STATED PROBLEM:
Copy out the data below as written; omit any images.

RAW DATA:
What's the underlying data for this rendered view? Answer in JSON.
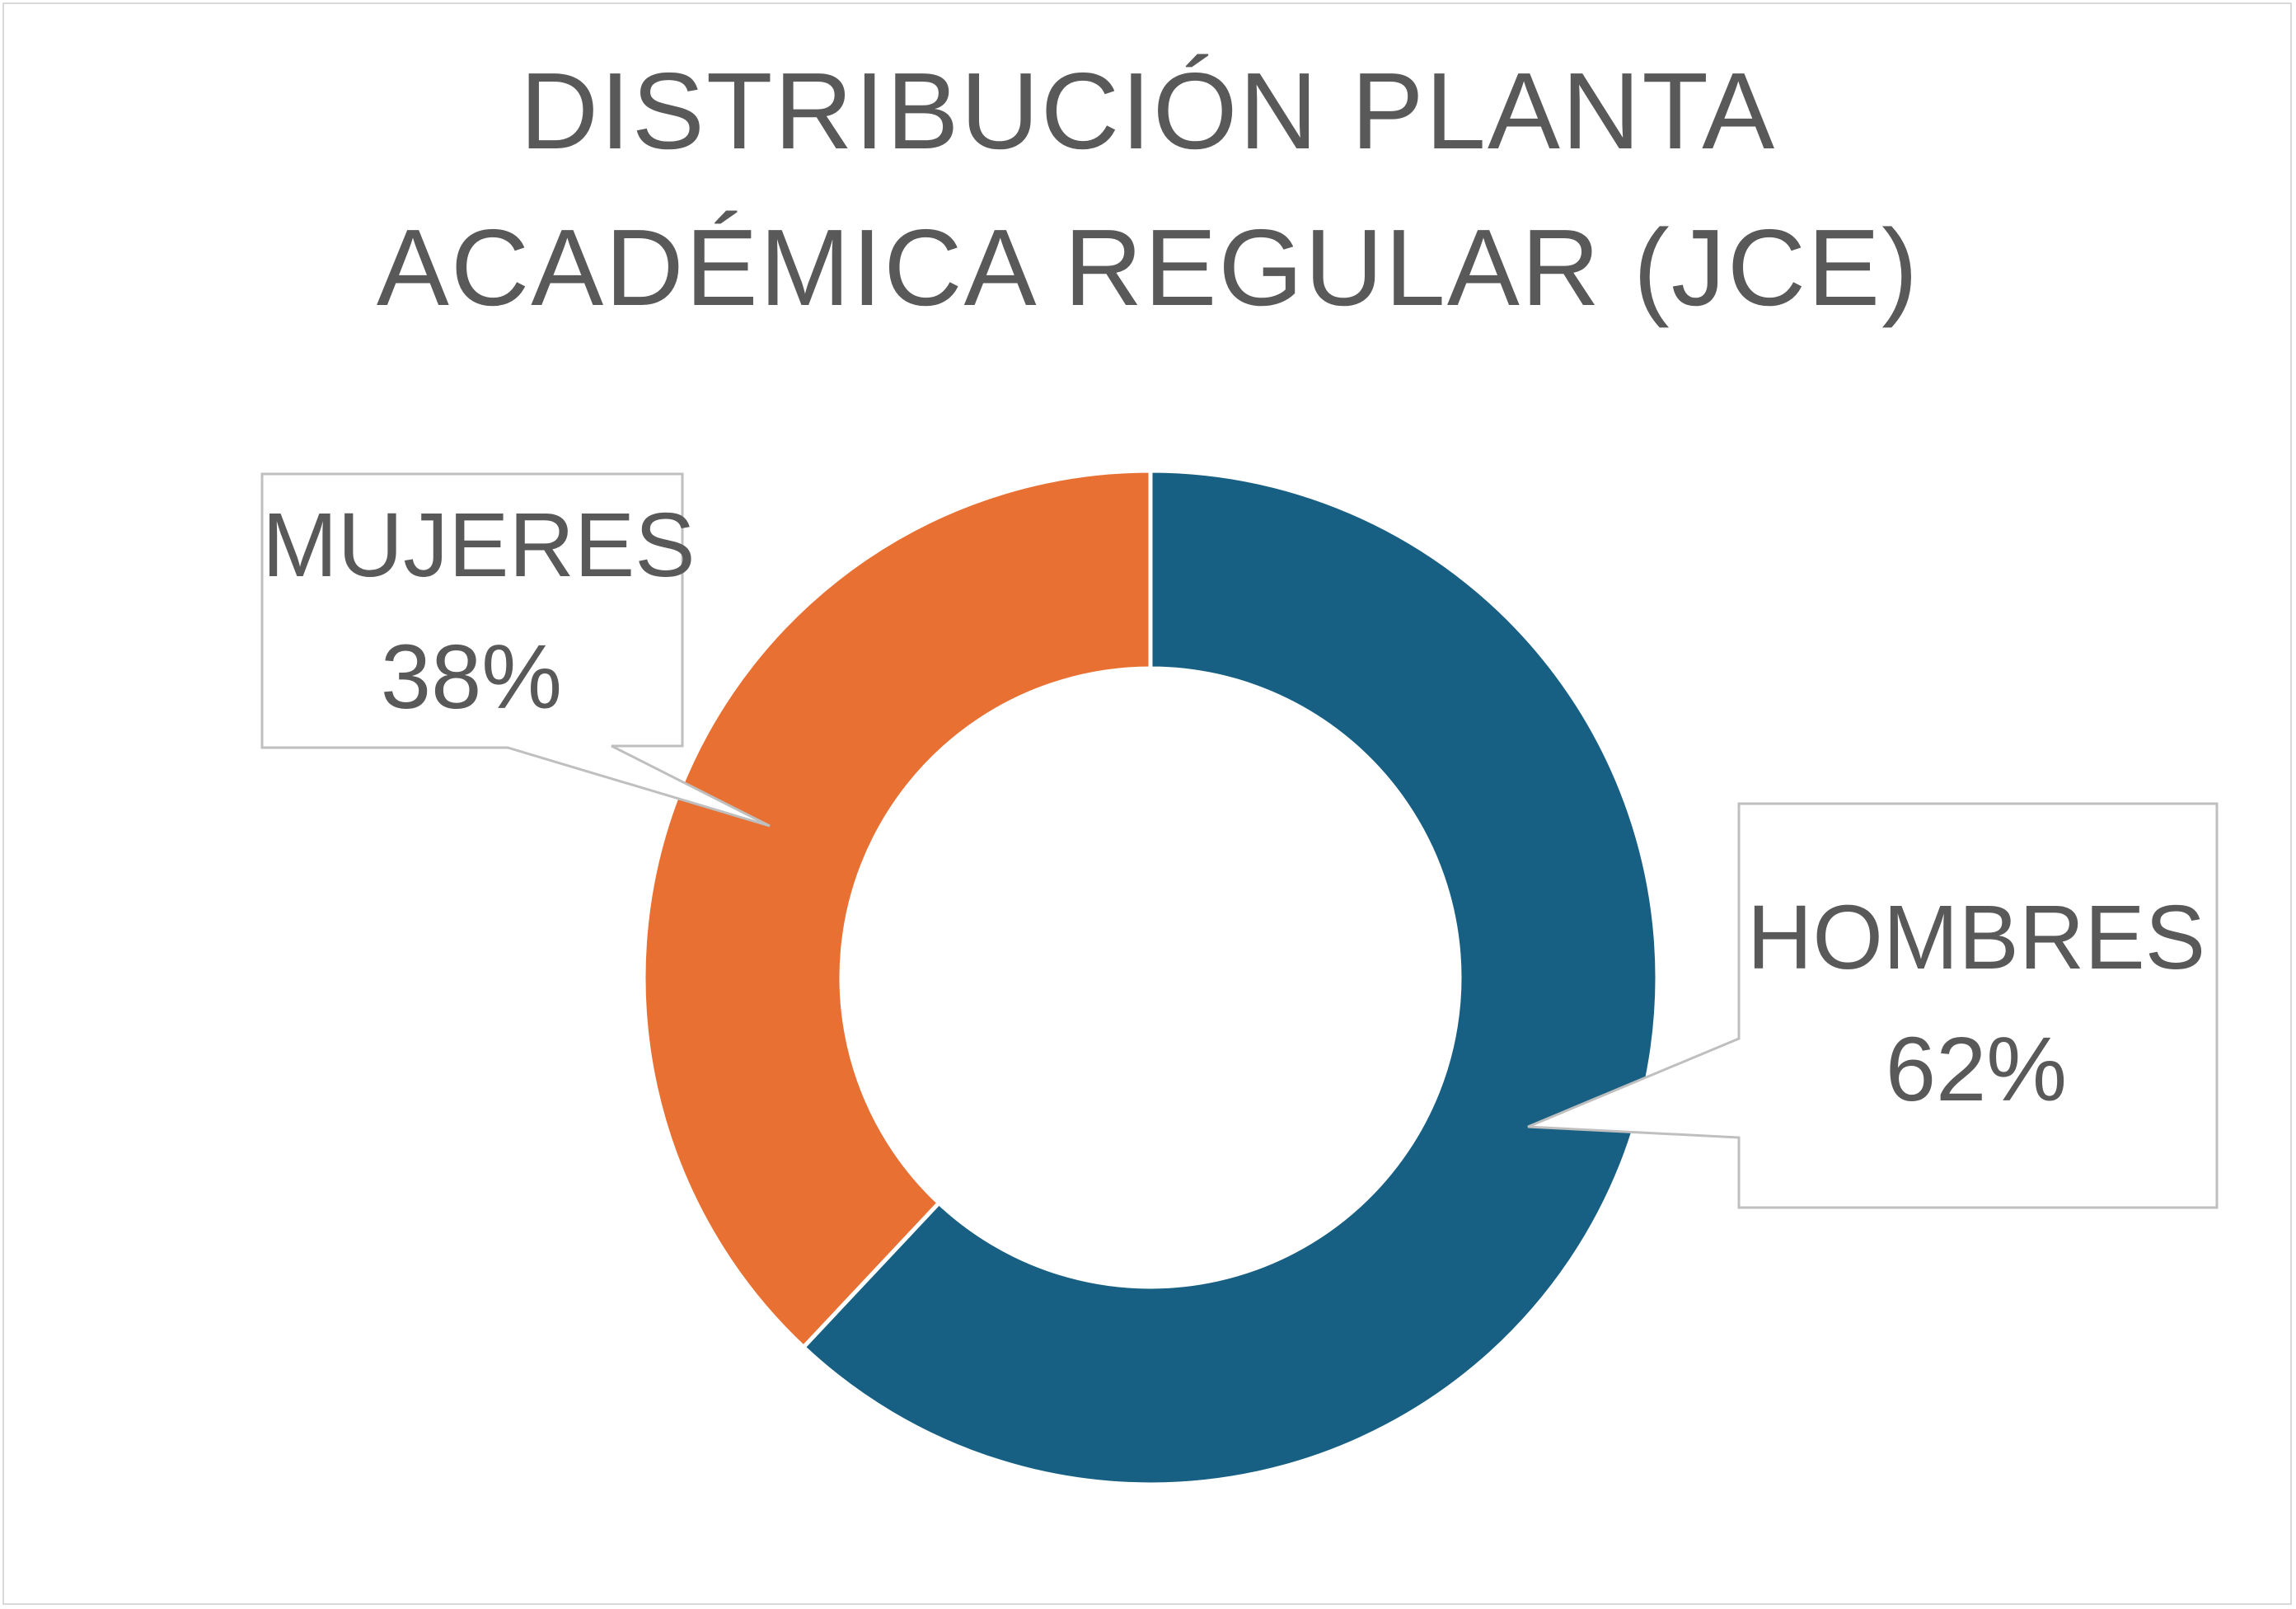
{
  "chart_data": {
    "type": "pie",
    "variant": "donut",
    "title": "DISTRIBUCIÓN PLANTA ACADÉMICA REGULAR (JCE)",
    "title_lines": [
      "DISTRIBUCIÓN PLANTA",
      "ACADÉMICA REGULAR (JCE)"
    ],
    "series": [
      {
        "name": "",
        "categories": [
          "HOMBRES",
          "MUJERES"
        ],
        "values": [
          62,
          38
        ]
      }
    ],
    "data_labels": [
      {
        "category": "HOMBRES",
        "value_text": "62%"
      },
      {
        "category": "MUJERES",
        "value_text": "38%"
      }
    ],
    "colors": {
      "HOMBRES": "#186083",
      "MUJERES": "#e87033"
    },
    "legend": "none",
    "start": "top, clockwise"
  }
}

RIGHT ANSWER:
What's the underlying data for this rendered view? Answer in JSON.
{
  "chart_data": {
    "type": "pie",
    "variant": "donut",
    "title": "DISTRIBUCIÓN PLANTA ACADÉMICA REGULAR (JCE)",
    "title_lines": [
      "DISTRIBUCIÓN PLANTA",
      "ACADÉMICA REGULAR (JCE)"
    ],
    "series": [
      {
        "name": "",
        "categories": [
          "HOMBRES",
          "MUJERES"
        ],
        "values": [
          62,
          38
        ]
      }
    ],
    "data_labels": [
      {
        "category": "HOMBRES",
        "value_text": "62%"
      },
      {
        "category": "MUJERES",
        "value_text": "38%"
      }
    ],
    "colors": {
      "HOMBRES": "#186083",
      "MUJERES": "#e87033"
    },
    "legend": "none",
    "start": "top, clockwise"
  }
}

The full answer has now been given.